---------- Extrait de page ----------

C'est l’histoire d’un pauvre type…

[Spoilers]

C'est l’histoire d’un pauvre type…

Quelque part entre les premiers Michel Houellebecq et la Lolita de Vladimir Nabukov, une illustration subtile de la domination masculine et la masculinité toxique.

Samet, un trentenaire barbu a été affecté à un poste de professeur dans un village rural de l’Est de la Turquie. Il n’attend qu’une chose : terminer sa quatrième année pour demander sa mutation – idéalement à Istanbul où « il y a tellement de gens, on ne peut pas s’ennuyer ». En attendant, il souffre et fait souffrir les gens autour de lui : les gens de la région – y compris ses élève – qu’il méprise, mais surtout les femmes et les filles. Photographe a ses heures perdues, il ne semble pas non plus capable d’être touché par la beauté qui l’entoure. Heureusement, le film nous régale avec ses plans larges ou plus serrés, dans la montagne, dans les rues ou en intérieur et nous, au moins, on peut en profiter.

---------- Lignes de données ----------

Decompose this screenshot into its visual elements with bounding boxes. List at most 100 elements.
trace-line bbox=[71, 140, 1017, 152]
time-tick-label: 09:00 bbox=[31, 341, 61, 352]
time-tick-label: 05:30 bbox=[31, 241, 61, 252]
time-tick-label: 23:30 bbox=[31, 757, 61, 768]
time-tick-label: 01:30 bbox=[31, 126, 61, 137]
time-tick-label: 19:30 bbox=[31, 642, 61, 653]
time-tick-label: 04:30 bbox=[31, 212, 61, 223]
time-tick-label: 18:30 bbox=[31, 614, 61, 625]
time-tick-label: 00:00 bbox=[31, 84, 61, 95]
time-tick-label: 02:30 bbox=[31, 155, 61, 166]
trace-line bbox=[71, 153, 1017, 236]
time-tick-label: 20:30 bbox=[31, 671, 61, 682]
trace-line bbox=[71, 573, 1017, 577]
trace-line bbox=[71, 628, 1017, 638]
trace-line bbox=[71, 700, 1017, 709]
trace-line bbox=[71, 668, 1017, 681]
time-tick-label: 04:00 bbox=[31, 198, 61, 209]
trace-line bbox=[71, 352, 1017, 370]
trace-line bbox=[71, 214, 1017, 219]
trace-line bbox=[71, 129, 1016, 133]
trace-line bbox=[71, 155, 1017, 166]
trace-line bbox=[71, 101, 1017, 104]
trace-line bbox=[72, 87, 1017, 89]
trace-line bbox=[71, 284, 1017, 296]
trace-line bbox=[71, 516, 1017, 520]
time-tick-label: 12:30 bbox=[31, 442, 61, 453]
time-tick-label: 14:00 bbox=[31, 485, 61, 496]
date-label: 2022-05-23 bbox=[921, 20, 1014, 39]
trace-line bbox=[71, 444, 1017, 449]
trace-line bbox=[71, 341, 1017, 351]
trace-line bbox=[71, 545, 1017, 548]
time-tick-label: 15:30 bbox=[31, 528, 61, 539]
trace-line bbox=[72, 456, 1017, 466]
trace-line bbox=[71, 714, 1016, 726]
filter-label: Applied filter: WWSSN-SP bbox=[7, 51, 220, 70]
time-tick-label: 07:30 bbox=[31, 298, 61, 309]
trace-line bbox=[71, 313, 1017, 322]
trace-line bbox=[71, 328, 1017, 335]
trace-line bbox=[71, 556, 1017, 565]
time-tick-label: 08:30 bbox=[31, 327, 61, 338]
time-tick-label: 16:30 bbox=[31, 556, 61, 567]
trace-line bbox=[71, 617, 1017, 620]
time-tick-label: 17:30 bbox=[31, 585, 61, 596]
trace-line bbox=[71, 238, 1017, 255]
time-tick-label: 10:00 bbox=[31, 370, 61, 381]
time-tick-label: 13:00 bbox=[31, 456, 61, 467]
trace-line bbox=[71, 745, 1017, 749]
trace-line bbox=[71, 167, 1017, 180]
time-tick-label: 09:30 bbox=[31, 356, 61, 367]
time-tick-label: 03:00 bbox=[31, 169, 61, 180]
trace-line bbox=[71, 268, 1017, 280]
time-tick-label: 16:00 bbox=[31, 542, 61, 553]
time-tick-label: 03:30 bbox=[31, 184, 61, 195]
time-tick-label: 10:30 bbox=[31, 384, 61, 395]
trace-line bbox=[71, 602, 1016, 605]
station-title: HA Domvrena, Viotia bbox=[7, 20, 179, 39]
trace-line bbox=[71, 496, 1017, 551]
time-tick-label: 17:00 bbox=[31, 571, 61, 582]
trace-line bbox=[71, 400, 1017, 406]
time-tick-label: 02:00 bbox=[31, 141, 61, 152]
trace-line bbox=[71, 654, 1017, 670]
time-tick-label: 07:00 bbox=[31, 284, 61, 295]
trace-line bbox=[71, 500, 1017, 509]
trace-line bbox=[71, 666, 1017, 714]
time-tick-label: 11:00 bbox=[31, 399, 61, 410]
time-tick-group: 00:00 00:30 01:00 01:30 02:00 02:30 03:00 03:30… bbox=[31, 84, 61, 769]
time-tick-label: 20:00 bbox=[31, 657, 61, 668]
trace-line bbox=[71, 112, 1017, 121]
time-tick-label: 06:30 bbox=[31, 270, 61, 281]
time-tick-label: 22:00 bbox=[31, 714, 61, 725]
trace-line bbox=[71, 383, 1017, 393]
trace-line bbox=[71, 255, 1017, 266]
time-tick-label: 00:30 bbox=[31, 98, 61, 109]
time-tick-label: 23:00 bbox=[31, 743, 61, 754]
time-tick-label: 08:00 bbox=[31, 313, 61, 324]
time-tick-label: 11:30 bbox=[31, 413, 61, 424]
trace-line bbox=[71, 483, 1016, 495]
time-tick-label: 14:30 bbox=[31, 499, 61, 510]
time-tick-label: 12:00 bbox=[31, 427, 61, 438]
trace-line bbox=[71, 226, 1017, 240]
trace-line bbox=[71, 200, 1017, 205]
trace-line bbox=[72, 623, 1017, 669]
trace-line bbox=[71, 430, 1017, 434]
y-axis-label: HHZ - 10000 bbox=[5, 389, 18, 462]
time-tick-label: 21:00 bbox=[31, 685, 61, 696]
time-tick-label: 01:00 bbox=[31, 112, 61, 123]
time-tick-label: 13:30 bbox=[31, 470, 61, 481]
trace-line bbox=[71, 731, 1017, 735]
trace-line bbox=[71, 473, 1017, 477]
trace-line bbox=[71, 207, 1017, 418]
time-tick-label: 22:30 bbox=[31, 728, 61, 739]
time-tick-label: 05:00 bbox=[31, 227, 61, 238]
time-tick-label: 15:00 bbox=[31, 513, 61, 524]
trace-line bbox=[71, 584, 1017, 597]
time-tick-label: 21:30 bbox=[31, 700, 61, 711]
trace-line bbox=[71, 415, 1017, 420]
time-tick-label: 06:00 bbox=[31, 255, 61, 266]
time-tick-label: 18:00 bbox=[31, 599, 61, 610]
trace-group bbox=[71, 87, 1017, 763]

----------

**Consignes de travail**
1. D'après la critique du film, dans quelle ville Samet souhaiterait-il idéalement obtenir sa mutation ?
2. Poursuivez la critique du film à la suite de sa dernière phrase.

**Réponses**
1. Samet souhaiterait idéalement être muté à Istanbul.

2.
Très centré sur son personnage principal, le film réussi le tour de force de susciter de la compassion pour ce personnage détestable. On suit son délire destructeur : persuadé d’être plus malin que toutes les personnes qui l’entoure, il justifie sa solitude par la médiocrité des autres. Nuray, le personnage féminin qui illumine le film (« nuray » signifie « lumière en turc), n’aura aucun mal à démonter le système mental prétendument intellectuel qu’il s’est construit : il lui suffira de rappeler la nécessité de l’engagement et de la solidarité. Sur son obsession pour Istanboul : « tu attribues tes problèmes au lieu où tu vis, mais nos problèmes sont en nous et nous suivent où qu'on aille ».

L’image que Samet se fait de lui ne trompe pas le spectateur : dans la plupart des scènes, Samet est en réalité un personnage secondaire. Il est terne et n’intéresse personne. Dans des scènes subtilement jouées – que ça soit au restaurant avec Nuray et son colocataire Kenan quand, ou au bar avec Tolga et Vahit par exemple – les autres protagonistes finissent par l’ignorer purement et simplement. Samet, malgré les signes évidents (pour nous) conserve ancré en lui le sentiment d’être la personne la plus intelligente et la plus importante de la pièce.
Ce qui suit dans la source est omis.